[start Data provided]

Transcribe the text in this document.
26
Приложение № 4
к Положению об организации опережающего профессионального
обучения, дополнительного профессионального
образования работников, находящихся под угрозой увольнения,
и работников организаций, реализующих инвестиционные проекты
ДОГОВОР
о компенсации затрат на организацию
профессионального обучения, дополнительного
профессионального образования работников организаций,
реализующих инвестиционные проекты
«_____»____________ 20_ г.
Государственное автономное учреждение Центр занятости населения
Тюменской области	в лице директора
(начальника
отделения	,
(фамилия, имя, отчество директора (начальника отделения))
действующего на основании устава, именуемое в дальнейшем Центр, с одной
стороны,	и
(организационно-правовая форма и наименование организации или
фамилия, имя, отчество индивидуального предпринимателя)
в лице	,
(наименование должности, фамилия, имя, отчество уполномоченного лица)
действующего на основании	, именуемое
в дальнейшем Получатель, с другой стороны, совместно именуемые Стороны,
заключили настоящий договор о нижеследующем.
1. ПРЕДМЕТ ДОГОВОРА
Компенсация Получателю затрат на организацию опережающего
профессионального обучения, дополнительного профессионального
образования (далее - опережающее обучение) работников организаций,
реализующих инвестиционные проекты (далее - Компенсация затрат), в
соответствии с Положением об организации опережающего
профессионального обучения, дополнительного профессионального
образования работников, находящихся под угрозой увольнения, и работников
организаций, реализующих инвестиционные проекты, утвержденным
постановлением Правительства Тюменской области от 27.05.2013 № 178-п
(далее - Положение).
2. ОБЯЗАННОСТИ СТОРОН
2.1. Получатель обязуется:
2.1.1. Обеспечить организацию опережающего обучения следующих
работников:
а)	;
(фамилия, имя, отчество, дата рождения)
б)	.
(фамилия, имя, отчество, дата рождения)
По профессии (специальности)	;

[end Data provided]
[start Data provided]

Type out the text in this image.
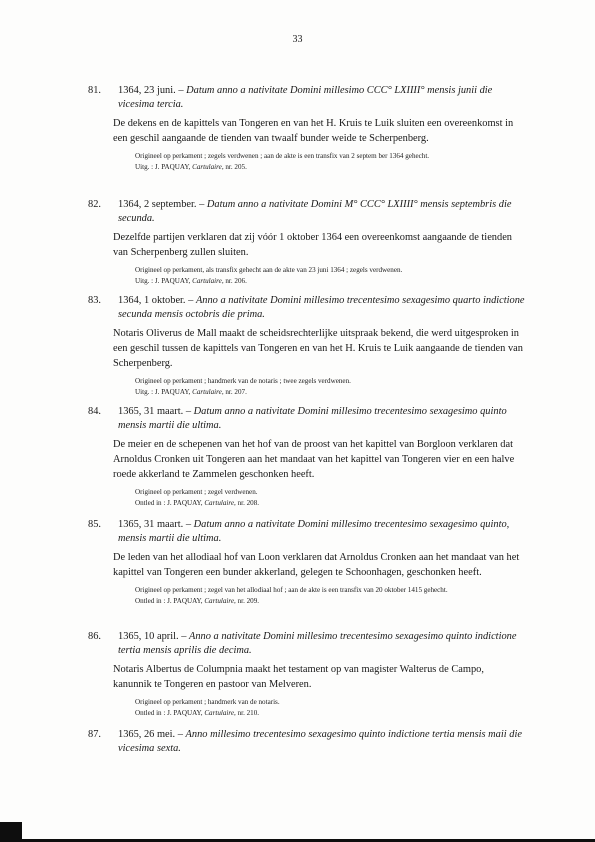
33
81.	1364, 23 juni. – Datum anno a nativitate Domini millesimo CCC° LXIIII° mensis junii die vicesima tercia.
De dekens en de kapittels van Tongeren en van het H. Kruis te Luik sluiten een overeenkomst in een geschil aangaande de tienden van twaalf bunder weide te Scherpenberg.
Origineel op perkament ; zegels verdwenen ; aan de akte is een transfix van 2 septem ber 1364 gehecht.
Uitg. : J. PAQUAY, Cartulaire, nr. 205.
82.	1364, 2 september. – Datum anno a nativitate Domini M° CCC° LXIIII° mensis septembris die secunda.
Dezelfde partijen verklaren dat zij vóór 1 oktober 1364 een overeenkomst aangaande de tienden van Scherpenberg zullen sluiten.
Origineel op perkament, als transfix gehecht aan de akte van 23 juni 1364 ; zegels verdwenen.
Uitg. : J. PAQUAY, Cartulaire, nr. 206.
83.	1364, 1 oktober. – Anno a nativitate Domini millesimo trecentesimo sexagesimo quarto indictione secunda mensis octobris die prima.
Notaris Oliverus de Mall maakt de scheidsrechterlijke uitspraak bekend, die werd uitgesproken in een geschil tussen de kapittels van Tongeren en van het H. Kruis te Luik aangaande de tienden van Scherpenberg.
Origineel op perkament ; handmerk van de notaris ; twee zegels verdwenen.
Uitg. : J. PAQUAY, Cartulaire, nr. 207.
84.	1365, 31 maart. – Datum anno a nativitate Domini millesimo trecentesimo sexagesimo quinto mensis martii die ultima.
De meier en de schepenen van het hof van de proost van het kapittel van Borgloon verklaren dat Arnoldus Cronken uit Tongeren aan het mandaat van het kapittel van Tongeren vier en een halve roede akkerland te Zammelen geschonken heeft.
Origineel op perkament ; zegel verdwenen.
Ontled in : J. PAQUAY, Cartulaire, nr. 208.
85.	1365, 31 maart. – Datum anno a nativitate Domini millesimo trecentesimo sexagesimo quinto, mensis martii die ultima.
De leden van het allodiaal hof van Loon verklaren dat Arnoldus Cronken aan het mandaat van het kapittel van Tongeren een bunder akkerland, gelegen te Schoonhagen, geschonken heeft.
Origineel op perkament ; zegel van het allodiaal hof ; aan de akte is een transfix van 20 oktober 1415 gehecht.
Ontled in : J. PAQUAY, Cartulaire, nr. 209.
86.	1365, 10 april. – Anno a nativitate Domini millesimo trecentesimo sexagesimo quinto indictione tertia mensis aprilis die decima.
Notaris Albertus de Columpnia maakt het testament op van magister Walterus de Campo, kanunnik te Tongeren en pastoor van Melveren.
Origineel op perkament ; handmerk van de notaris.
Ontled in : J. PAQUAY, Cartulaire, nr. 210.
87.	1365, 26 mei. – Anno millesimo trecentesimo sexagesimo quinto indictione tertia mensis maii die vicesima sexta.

[end Data provided]

* _Short exercise_:
Find the word "overeenkomst" in the material, then list each line that holds it.

* _The reply_:
De dekens en de kapittels van Tongeren en van het H. Kruis te Luik sluiten een overeenkomst in een geschil aangaande de tienden van twaalf bunder weide te Scherpenberg.
Dezelfde partijen verklaren dat zij vóór 1 oktober 1364 een overeenkomst aangaande de tienden van Scherpenberg zullen sluiten.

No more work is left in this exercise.